* [Compito da svolgere]
Rispondi a queste domande sulla sentenza:
1. Chi presiedeva la Corte costituzionale?
2. Con quale articolo e quale legge è stata istituita l'addizionale pro Calabria?
3. In che data è stato notificato il ricorso della Regione siciliana iscritto al n. 19 del Registro ricorsi 1967?
::: Testo riportato
Sentenza n. 47 del 1968
 CONSULTA ONLINE 

 

SENTENZA N. 47

ANNO 1968

 

REPUBBLICA ITALIANA

IN NOME DEL POPOLO ITALIANO

LA CORTE COSTITUZIONALE

 

composta dai signori Giudici:

Prof. Aldo SANDULLI, Presidente

Prof. Biagio PETROCELLI

Dott. Antonio MANCA

Prof. Giuseppe BRANCA

Prof. Michele FRAGALI

Prof. Costantino MORTATI

Prof. Giuseppe CHIARELLI

Dott. Giuseppe VERZÌ

Dott. Giovanni BATTISTA BENEDETTI

Prof. Francesco PAOLO BONIFACIO

Dott. Luigi OGGIONI

Dott. Angelo DE MARCO

Avv. Ercole ROCCHETTI

Prof. Enzo CAPALOZZA

Prof. Vincenzo Michele TRIMARCHI,

ha pronunciato la seguente

 

SENTENZA

 

nei giudizi riuniti

a) di legittimità costituzionale:

1) dell'art. 1, comma secondo, della legge 19 maggio 1967, n. 356 (proroga dell'addizionale pro Calabria istituita con l'art. 18 della legge 26 novembre 1955, n. 1177);

2) dell'art. 1, comma secondo, del D.L. 11 dicembre 1967, n. 1132 (proroga dell'addizionale istituita con l'art. 80, primo Comma, del D.L. 18 novembre 1966, n. 976);

3) della legge 7 febbraio 1968, n. 27, nella parte che sostituisce il secondo comma dell'art. 1 del D.L. 11 dicembre 1967, n. 1132;

promossi con tre ricorsi della Regione siciliana notificati, rispettivamente, il 10 luglio 1967, il 5 gennaio 1968 ed il 6 marzo 1968, depositati in cancelleria il 13 luglio 1967, il 10 gennaio 1968 ed il 9 marzo 1968, ed iscritti ai nn. 21 del Registro ricorsi 1967, 1 e 6 del Registro ricorsi 1968; b) di conflitti di attribuzione tra lo Stato e la Regione siciliana sorti a seguito:

1) del telegramma del Ministero delle finanze n. 04112403388, con cui si dispone che l'aumento dell'addizionale E.C.A. di cui alla legge 10 dicembre 1961, n. 1346, deve continuare ad affluire alle casse erTimes New Romani;

2) della circolare dell'Assessore per le finanze della Regione siciliana 28 febbraio 1967, n. 7397, avente ad oggetto la spettanza del provento derivante dall'applicazione della legge 10 dicembre 1961, n. 1346;

3) della circolare dell'Assessore per le finanze della Regione siciliana 23 dicembre 1967, n. 3240, avente ad oggetto la spettanza del provento derivante dall'applicazione del D.L. 11 dicembre 1967, n. 1132;

promossi, rispettivamente, con ricorso della Regione siciliana, notificato il 26 maggio 1967, depositato in cancelleria il 1 giugno successivo ed iscritto al n. 19 del Registro ricorsi 1967, e con due ricorsi del Presidente del Consiglio dei Ministri, notificati il 24 giugno 1967 ed il 16 febbraio 1968, depositati in cancelleria il 3 luglio 1967 ed il 27 febbraio 1968 ed iscritti ai nn. 20 del Registro ricorsi 1967 e 5 del Registro ricorsi 1968.
::::::
::: Elenco
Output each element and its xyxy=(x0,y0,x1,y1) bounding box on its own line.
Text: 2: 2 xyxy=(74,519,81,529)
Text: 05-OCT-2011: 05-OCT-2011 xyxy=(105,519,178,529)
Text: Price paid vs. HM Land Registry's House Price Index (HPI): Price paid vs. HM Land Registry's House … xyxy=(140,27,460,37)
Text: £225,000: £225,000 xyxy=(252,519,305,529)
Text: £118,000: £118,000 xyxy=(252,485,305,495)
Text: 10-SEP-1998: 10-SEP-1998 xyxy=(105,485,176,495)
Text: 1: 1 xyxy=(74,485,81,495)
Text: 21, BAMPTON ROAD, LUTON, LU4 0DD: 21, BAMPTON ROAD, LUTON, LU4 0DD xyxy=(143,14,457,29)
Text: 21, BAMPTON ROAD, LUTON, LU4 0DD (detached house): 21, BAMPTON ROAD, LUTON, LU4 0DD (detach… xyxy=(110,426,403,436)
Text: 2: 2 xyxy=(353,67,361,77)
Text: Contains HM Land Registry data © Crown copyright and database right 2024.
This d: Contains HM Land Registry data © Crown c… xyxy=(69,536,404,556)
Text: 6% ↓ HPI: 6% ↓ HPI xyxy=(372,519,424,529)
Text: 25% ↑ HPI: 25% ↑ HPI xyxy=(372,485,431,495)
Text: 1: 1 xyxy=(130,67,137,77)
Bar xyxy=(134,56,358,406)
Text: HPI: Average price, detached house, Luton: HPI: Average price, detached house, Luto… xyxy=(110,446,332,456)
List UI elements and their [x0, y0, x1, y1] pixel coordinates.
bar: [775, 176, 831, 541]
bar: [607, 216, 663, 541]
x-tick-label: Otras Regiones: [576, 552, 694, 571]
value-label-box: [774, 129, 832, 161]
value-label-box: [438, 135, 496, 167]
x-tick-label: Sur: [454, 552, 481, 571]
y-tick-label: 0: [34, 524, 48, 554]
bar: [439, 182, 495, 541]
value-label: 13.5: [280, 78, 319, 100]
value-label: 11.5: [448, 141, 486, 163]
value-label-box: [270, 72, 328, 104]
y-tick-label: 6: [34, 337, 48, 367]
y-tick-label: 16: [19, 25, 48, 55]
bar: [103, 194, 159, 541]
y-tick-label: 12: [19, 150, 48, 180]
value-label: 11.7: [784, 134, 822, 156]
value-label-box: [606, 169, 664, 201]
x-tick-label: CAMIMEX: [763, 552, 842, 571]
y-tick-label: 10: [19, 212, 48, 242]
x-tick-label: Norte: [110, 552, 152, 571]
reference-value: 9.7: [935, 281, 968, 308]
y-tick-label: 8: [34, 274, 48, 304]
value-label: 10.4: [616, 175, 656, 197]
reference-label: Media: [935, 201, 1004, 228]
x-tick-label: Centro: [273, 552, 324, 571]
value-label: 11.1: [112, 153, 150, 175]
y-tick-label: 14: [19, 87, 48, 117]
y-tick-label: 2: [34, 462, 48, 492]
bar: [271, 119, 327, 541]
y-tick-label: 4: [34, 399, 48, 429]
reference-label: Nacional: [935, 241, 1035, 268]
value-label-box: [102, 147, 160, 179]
::::::
* [Soluzione dell'esercizio]
1. Il Prof. Aldo Sandulli.
2. Con l'art. 18 della legge 26 novembre 1955, n. 1177.
3. Il 26 maggio 1967.